* _Exercise details_: Of the lines in the listing below, how many hold "name"? Answer with the number only.

Chart and figure data
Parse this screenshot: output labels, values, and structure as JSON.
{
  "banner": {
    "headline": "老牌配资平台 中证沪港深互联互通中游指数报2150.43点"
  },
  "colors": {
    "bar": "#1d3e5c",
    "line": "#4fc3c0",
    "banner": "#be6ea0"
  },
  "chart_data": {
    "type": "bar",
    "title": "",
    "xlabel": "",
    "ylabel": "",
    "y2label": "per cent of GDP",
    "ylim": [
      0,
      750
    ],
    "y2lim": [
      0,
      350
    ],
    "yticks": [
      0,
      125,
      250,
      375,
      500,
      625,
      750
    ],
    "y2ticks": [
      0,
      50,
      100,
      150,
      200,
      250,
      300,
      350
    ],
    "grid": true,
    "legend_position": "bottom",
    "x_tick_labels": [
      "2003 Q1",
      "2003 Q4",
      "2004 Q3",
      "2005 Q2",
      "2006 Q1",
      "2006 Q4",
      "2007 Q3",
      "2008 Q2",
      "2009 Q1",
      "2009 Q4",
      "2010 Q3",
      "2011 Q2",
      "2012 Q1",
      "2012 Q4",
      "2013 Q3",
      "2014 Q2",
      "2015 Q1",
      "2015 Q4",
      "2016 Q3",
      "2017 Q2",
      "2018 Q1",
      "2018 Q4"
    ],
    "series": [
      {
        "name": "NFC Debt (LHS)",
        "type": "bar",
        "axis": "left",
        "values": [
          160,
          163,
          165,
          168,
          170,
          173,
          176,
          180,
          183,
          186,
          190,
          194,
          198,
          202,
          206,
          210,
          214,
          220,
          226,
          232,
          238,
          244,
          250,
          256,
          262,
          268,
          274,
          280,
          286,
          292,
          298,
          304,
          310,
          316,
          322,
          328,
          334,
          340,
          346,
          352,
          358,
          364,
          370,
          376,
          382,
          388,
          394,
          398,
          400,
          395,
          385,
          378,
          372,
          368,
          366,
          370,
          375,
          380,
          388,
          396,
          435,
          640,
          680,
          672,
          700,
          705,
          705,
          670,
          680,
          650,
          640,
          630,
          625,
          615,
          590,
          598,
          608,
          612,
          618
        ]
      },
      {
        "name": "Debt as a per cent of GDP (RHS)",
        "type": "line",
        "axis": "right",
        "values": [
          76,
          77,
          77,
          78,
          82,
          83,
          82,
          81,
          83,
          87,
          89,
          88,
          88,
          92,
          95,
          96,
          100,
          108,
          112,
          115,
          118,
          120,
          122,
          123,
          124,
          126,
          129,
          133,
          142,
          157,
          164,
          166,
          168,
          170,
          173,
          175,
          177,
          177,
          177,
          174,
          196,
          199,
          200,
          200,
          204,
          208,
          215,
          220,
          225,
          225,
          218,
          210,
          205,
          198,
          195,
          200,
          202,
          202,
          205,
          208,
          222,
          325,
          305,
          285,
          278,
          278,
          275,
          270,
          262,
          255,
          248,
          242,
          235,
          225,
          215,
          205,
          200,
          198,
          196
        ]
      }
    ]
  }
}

* _Problem solution_: 2